In your copy, leave out the pictures; write out all the data exactly.

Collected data
::::::

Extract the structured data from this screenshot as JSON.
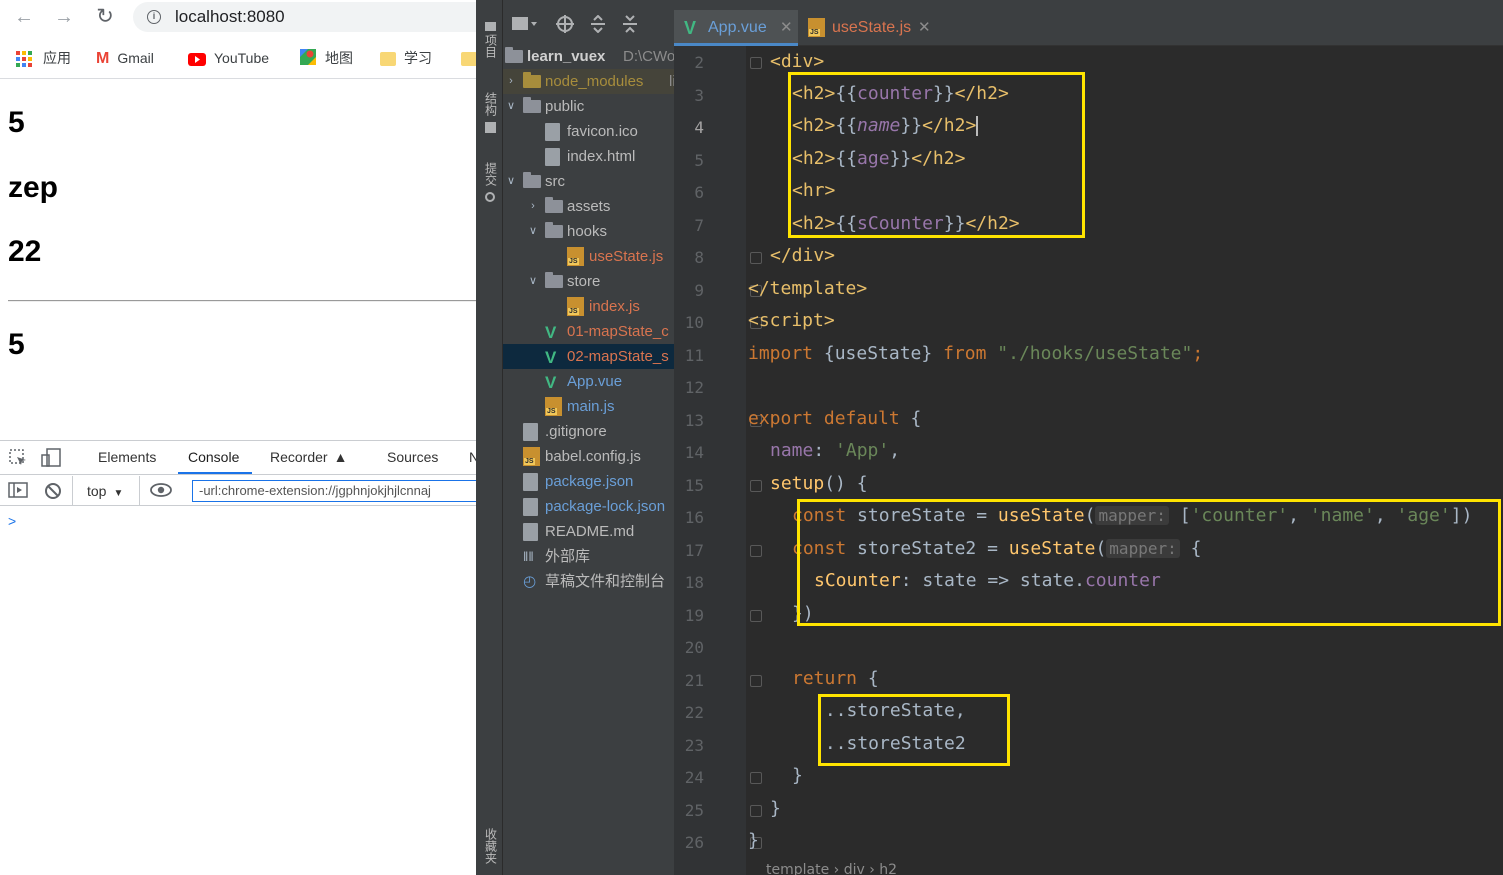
{
  "browser": {
    "url": "localhost:8080",
    "bookmarks": [
      {
        "label": "应用",
        "icon": "apps-grid-icon"
      },
      {
        "label": "Gmail",
        "icon": "gmail-icon"
      },
      {
        "label": "YouTube",
        "icon": "youtube-icon"
      },
      {
        "label": "地图",
        "icon": "maps-icon"
      },
      {
        "label": "学习",
        "icon": "folder-icon"
      }
    ],
    "page": {
      "counter": "5",
      "name": "zep",
      "age": "22",
      "sCounter": "5"
    },
    "devtools": {
      "tabs": [
        "Elements",
        "Console",
        "Recorder",
        "Sources",
        "N"
      ],
      "active_tab": "Console",
      "context": "top",
      "filter_value": "-url:chrome-extension://jgphnjokjhjlcnnaj",
      "prompt": ">"
    }
  },
  "ide": {
    "side_tool_labels": [
      "项目",
      "结构",
      "提交",
      "收藏夹"
    ],
    "project_tree": [
      {
        "label": "learn_vuex",
        "extra": "D:\\CWor",
        "depth": 0,
        "type": "root"
      },
      {
        "label": "node_modules",
        "extra": "lib",
        "depth": 0,
        "type": "folder-ylw"
      },
      {
        "label": "public",
        "depth": 0,
        "type": "folder"
      },
      {
        "label": "favicon.ico",
        "depth": 1,
        "type": "file"
      },
      {
        "label": "index.html",
        "depth": 1,
        "type": "file"
      },
      {
        "label": "src",
        "depth": 0,
        "type": "folder"
      },
      {
        "label": "assets",
        "depth": 1,
        "type": "folder"
      },
      {
        "label": "hooks",
        "depth": 1,
        "type": "folder"
      },
      {
        "label": "useState.js",
        "depth": 2,
        "type": "js-red"
      },
      {
        "label": "store",
        "depth": 1,
        "type": "folder"
      },
      {
        "label": "index.js",
        "depth": 2,
        "type": "js-red"
      },
      {
        "label": "01-mapState_c",
        "depth": 1,
        "type": "vue-red"
      },
      {
        "label": "02-mapState_s",
        "depth": 1,
        "type": "vue-red"
      },
      {
        "label": "App.vue",
        "depth": 1,
        "type": "vue-blue"
      },
      {
        "label": "main.js",
        "depth": 1,
        "type": "js-blue"
      },
      {
        "label": ".gitignore",
        "depth": 0,
        "type": "file"
      },
      {
        "label": "babel.config.js",
        "depth": 0,
        "type": "js"
      },
      {
        "label": "package.json",
        "depth": 0,
        "type": "file-blue"
      },
      {
        "label": "package-lock.json",
        "depth": 0,
        "type": "file-blue"
      },
      {
        "label": "README.md",
        "depth": 0,
        "type": "file"
      },
      {
        "label": "外部库",
        "depth": 0,
        "type": "lib"
      },
      {
        "label": "草稿文件和控制台",
        "depth": 0,
        "type": "scratch"
      }
    ],
    "tabs": [
      {
        "label": "App.vue",
        "active": true
      },
      {
        "label": "useState.js",
        "active": false
      }
    ],
    "line_numbers": [
      "2",
      "3",
      "4",
      "5",
      "6",
      "7",
      "8",
      "9",
      "10",
      "11",
      "12",
      "13",
      "14",
      "15",
      "16",
      "17",
      "18",
      "19",
      "20",
      "21",
      "22",
      "23",
      "24",
      "25",
      "26"
    ],
    "current_line": "4",
    "code": {
      "l2": "<div>",
      "l3": [
        "<h2>",
        "{{",
        "counter",
        "}}",
        "</h2>"
      ],
      "l4": [
        "<h2>",
        "{{",
        "name",
        "}}",
        "</h2>"
      ],
      "l5": [
        "<h2>",
        "{{",
        "age",
        "}}",
        "</h2>"
      ],
      "l6": "<hr>",
      "l7": [
        "<h2>",
        "{{",
        "sCounter",
        "}}",
        "</h2>"
      ],
      "l8": "</div>",
      "l9": "</template>",
      "l10": "<script>",
      "l11": [
        "import ",
        "{useState}",
        " from ",
        "\"./hooks/useState\"",
        ";"
      ],
      "l13": [
        "export default",
        " {"
      ],
      "l14": [
        "name",
        ": ",
        "'App'",
        ","
      ],
      "l15": [
        "setup",
        "() {"
      ],
      "l16": [
        "const ",
        "storeState = ",
        "useState",
        "(",
        "mapper:",
        " [",
        "'counter'",
        ", ",
        "'name'",
        ", ",
        "'age'",
        "])"
      ],
      "l17": [
        "const ",
        "storeState2 = ",
        "useState",
        "(",
        "mapper:",
        " {"
      ],
      "l18": [
        "sCounter",
        ": state => state.",
        "counter"
      ],
      "l19": "})",
      "l21": [
        "return",
        " {"
      ],
      "l22": "...storeState,",
      "l23": "...storeState2",
      "l24": "}",
      "l25": "}",
      "l26": "}"
    },
    "breadcrumb": "template  ›  div  ›  h2"
  },
  "colors": {
    "highlight_box": "#ffe400",
    "ide_bg": "#2b2b2b",
    "tag": "#e8bf6a",
    "keyword": "#cc7832",
    "string": "#6a8759"
  }
}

::::::

→ Solution for this exercise
Extract the structured data from this screenshot as JSON.
{
  "browser": {
    "url": "localhost:8080",
    "bookmarks": [
      {
        "label": "应用",
        "icon": "apps-grid-icon"
      },
      {
        "label": "Gmail",
        "icon": "gmail-icon"
      },
      {
        "label": "YouTube",
        "icon": "youtube-icon"
      },
      {
        "label": "地图",
        "icon": "maps-icon"
      },
      {
        "label": "学习",
        "icon": "folder-icon"
      }
    ],
    "page": {
      "counter": "5",
      "name": "zep",
      "age": "22",
      "sCounter": "5"
    },
    "devtools": {
      "tabs": [
        "Elements",
        "Console",
        "Recorder",
        "Sources",
        "N"
      ],
      "active_tab": "Console",
      "context": "top",
      "filter_value": "-url:chrome-extension://jgphnjokjhjlcnnaj",
      "prompt": ">"
    }
  },
  "ide": {
    "side_tool_labels": [
      "项目",
      "结构",
      "提交",
      "收藏夹"
    ],
    "project_tree": [
      {
        "label": "learn_vuex",
        "extra": "D:\\CWor",
        "depth": 0,
        "type": "root"
      },
      {
        "label": "node_modules",
        "extra": "lib",
        "depth": 0,
        "type": "folder-ylw"
      },
      {
        "label": "public",
        "depth": 0,
        "type": "folder"
      },
      {
        "label": "favicon.ico",
        "depth": 1,
        "type": "file"
      },
      {
        "label": "index.html",
        "depth": 1,
        "type": "file"
      },
      {
        "label": "src",
        "depth": 0,
        "type": "folder"
      },
      {
        "label": "assets",
        "depth": 1,
        "type": "folder"
      },
      {
        "label": "hooks",
        "depth": 1,
        "type": "folder"
      },
      {
        "label": "useState.js",
        "depth": 2,
        "type": "js-red"
      },
      {
        "label": "store",
        "depth": 1,
        "type": "folder"
      },
      {
        "label": "index.js",
        "depth": 2,
        "type": "js-red"
      },
      {
        "label": "01-mapState_c",
        "depth": 1,
        "type": "vue-red"
      },
      {
        "label": "02-mapState_s",
        "depth": 1,
        "type": "vue-red"
      },
      {
        "label": "App.vue",
        "depth": 1,
        "type": "vue-blue"
      },
      {
        "label": "main.js",
        "depth": 1,
        "type": "js-blue"
      },
      {
        "label": ".gitignore",
        "depth": 0,
        "type": "file"
      },
      {
        "label": "babel.config.js",
        "depth": 0,
        "type": "js"
      },
      {
        "label": "package.json",
        "depth": 0,
        "type": "file-blue"
      },
      {
        "label": "package-lock.json",
        "depth": 0,
        "type": "file-blue"
      },
      {
        "label": "README.md",
        "depth": 0,
        "type": "file"
      },
      {
        "label": "外部库",
        "depth": 0,
        "type": "lib"
      },
      {
        "label": "草稿文件和控制台",
        "depth": 0,
        "type": "scratch"
      }
    ],
    "tabs": [
      {
        "label": "App.vue",
        "active": true
      },
      {
        "label": "useState.js",
        "active": false
      }
    ],
    "line_numbers": [
      "2",
      "3",
      "4",
      "5",
      "6",
      "7",
      "8",
      "9",
      "10",
      "11",
      "12",
      "13",
      "14",
      "15",
      "16",
      "17",
      "18",
      "19",
      "20",
      "21",
      "22",
      "23",
      "24",
      "25",
      "26"
    ],
    "current_line": "4",
    "code": {
      "l2": "<div>",
      "l3": [
        "<h2>",
        "{{",
        "counter",
        "}}",
        "</h2>"
      ],
      "l4": [
        "<h2>",
        "{{",
        "name",
        "}}",
        "</h2>"
      ],
      "l5": [
        "<h2>",
        "{{",
        "age",
        "}}",
        "</h2>"
      ],
      "l6": "<hr>",
      "l7": [
        "<h2>",
        "{{",
        "sCounter",
        "}}",
        "</h2>"
      ],
      "l8": "</div>",
      "l9": "</template>",
      "l10": "<script>",
      "l11": [
        "import ",
        "{useState}",
        " from ",
        "\"./hooks/useState\"",
        ";"
      ],
      "l13": [
        "export default",
        " {"
      ],
      "l14": [
        "name",
        ": ",
        "'App'",
        ","
      ],
      "l15": [
        "setup",
        "() {"
      ],
      "l16": [
        "const ",
        "storeState = ",
        "useState",
        "(",
        "mapper:",
        " [",
        "'counter'",
        ", ",
        "'name'",
        ", ",
        "'age'",
        "])"
      ],
      "l17": [
        "const ",
        "storeState2 = ",
        "useState",
        "(",
        "mapper:",
        " {"
      ],
      "l18": [
        "sCounter",
        ": state => state.",
        "counter"
      ],
      "l19": "})",
      "l21": [
        "return",
        " {"
      ],
      "l22": "...storeState,",
      "l23": "...storeState2",
      "l24": "}",
      "l25": "}",
      "l26": "}"
    },
    "breadcrumb": "template  ›  div  ›  h2"
  },
  "colors": {
    "highlight_box": "#ffe400",
    "ide_bg": "#2b2b2b",
    "tag": "#e8bf6a",
    "keyword": "#cc7832",
    "string": "#6a8759"
  }
}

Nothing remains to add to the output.